Saved entries

________________________

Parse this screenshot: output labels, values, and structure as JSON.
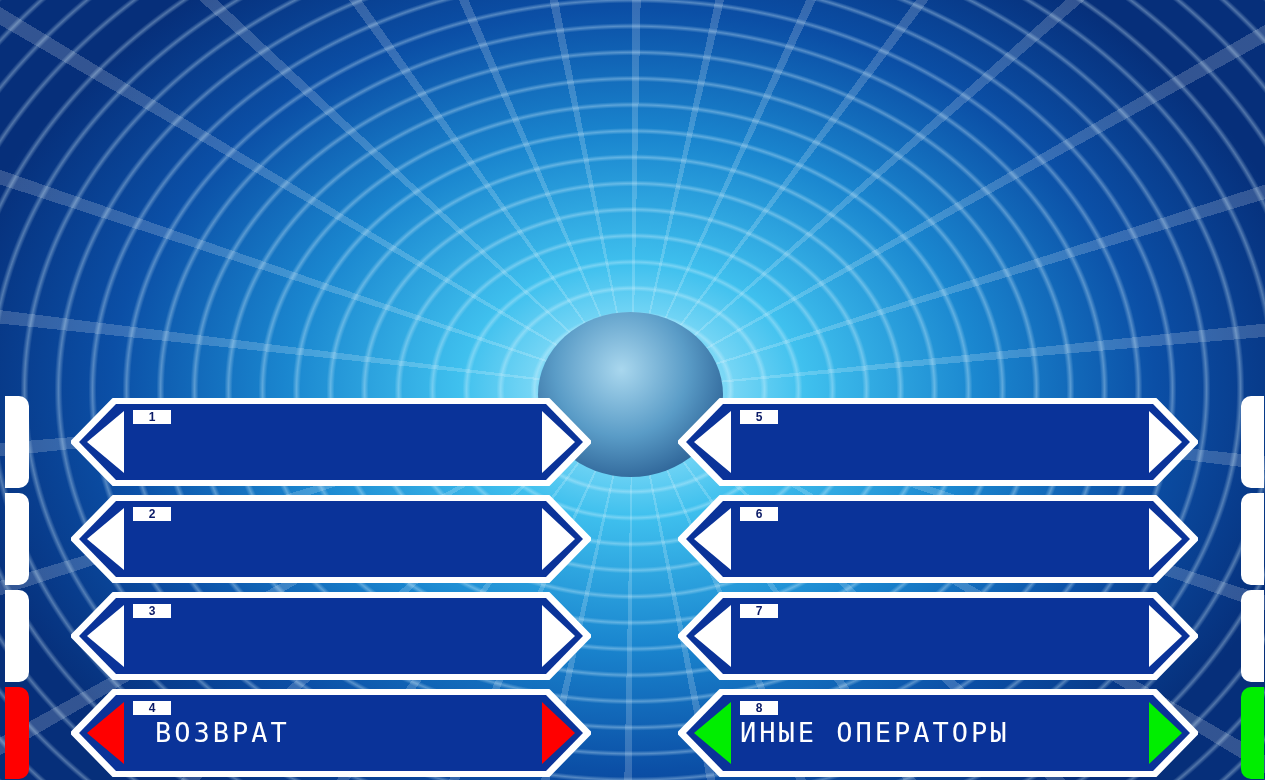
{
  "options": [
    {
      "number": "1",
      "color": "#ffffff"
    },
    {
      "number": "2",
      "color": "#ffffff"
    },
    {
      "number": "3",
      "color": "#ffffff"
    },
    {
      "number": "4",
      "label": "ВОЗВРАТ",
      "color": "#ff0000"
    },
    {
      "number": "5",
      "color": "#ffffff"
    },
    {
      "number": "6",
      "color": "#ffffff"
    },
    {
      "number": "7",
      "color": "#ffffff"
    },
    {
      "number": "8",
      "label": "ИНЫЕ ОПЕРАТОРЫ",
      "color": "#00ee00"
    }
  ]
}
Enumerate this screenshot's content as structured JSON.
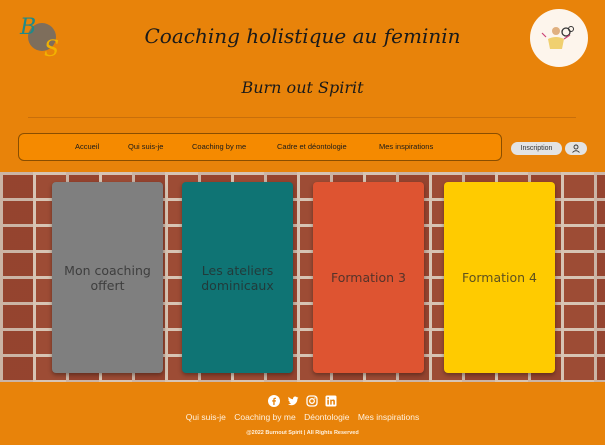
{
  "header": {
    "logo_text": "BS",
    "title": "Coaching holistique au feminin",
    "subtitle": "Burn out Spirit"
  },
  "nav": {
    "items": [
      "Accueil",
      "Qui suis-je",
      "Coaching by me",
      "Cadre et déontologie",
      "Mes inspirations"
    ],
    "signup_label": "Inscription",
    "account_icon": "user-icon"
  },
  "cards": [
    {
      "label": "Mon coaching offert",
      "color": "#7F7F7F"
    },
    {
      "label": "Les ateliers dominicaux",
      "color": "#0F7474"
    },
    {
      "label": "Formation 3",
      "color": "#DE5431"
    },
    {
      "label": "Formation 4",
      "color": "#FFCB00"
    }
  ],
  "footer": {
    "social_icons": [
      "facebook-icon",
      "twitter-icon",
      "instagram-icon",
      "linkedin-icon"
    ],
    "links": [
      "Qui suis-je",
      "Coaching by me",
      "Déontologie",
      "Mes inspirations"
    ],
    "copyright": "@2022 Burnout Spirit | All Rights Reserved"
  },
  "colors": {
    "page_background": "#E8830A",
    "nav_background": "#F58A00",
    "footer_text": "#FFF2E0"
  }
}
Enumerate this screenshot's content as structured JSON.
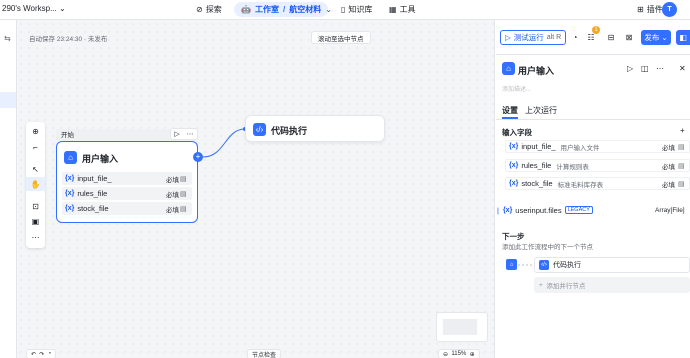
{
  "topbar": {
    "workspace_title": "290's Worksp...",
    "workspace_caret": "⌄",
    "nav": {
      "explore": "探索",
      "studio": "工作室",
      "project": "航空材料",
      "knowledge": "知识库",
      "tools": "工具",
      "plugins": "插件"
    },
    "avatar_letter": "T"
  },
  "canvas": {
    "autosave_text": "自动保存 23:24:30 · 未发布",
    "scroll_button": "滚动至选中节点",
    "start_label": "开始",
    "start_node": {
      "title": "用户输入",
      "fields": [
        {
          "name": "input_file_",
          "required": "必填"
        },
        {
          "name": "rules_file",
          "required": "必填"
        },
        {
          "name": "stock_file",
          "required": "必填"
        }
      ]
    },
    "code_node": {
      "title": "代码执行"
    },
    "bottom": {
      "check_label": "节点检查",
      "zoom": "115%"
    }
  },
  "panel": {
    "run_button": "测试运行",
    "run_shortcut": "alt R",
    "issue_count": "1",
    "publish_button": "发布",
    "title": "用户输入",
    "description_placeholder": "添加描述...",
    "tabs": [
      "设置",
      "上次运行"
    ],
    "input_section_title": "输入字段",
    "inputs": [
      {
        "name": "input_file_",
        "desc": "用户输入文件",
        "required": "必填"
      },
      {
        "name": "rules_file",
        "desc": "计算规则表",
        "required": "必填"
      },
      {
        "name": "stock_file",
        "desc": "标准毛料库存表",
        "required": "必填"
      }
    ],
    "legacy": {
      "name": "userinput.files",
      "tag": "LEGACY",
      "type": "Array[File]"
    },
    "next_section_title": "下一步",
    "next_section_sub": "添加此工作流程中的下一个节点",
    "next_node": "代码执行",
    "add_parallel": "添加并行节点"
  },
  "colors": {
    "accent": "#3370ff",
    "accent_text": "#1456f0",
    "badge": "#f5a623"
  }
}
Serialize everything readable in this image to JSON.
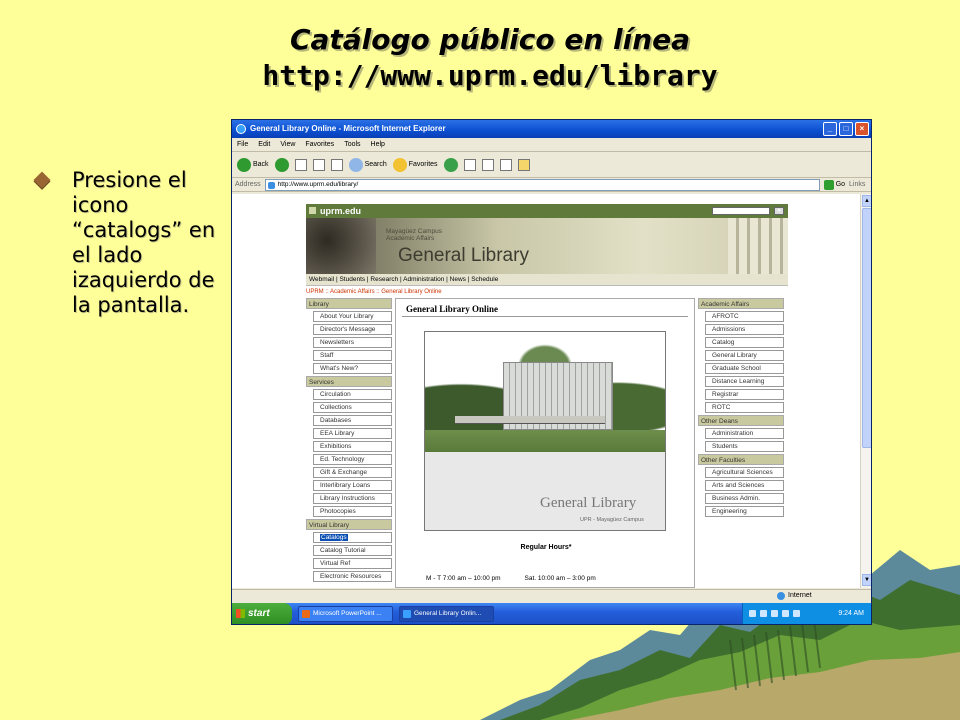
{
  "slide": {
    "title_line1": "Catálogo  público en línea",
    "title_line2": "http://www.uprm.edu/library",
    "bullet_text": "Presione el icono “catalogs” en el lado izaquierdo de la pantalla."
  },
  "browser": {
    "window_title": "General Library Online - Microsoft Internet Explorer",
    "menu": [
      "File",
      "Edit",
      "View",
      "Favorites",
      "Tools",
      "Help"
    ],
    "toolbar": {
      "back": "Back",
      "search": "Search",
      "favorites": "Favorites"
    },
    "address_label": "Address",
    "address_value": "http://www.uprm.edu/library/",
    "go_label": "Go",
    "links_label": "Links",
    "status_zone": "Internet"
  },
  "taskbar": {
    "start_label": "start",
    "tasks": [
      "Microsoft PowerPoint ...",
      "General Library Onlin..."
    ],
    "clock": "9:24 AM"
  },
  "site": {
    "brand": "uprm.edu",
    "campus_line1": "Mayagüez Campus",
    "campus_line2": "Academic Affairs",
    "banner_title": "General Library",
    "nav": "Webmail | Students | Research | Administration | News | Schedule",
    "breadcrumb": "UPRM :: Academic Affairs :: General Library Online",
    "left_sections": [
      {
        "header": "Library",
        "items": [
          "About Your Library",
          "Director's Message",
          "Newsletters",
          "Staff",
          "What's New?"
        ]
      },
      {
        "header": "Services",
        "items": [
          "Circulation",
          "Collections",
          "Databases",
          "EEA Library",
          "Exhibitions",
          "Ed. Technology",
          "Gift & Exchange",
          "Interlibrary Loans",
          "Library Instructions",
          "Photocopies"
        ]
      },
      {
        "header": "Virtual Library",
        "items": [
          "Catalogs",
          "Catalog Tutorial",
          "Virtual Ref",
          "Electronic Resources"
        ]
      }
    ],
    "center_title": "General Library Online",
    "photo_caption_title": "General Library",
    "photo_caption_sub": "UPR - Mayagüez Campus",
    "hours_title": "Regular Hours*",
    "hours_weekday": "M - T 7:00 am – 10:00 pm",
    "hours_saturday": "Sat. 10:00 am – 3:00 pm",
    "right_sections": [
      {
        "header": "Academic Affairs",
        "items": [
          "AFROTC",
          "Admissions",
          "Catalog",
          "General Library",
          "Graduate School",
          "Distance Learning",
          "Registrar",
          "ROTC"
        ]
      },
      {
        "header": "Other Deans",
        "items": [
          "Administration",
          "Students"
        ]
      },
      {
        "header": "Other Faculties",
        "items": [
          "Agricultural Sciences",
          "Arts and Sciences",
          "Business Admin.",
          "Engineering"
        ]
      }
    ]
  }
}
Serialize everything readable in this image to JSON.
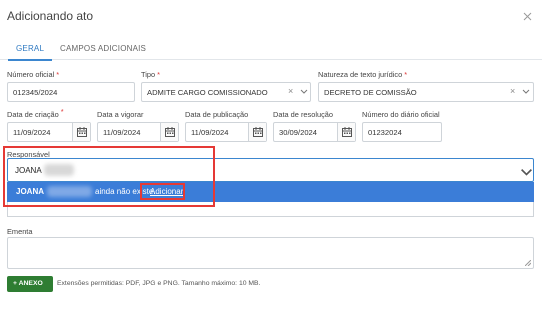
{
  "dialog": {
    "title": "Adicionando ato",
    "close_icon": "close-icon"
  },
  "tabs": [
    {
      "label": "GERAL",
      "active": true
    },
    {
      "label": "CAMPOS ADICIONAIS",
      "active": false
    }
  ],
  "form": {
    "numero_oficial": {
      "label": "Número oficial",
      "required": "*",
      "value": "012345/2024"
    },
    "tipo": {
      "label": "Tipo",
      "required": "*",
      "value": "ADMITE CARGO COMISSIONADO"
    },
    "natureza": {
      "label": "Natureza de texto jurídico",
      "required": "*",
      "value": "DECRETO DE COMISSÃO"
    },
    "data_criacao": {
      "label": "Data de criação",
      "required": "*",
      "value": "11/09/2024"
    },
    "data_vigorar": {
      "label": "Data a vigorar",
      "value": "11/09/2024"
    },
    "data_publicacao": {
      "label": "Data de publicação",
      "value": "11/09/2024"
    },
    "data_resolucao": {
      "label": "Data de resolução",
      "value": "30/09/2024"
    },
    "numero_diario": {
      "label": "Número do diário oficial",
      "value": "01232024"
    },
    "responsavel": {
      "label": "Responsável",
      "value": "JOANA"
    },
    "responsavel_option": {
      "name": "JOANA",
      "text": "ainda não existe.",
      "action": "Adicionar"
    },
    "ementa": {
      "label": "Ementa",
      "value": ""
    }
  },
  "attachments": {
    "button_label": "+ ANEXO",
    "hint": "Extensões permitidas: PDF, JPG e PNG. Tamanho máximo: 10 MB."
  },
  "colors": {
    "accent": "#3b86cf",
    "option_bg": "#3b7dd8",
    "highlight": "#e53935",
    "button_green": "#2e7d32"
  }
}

________________________

**Task goal**
Scan the material above for the string "Students" and report each line where you find it.

**Written response**
    "nav": "Webmail | Students | Research | Administration | News | Schedule",
          "Students"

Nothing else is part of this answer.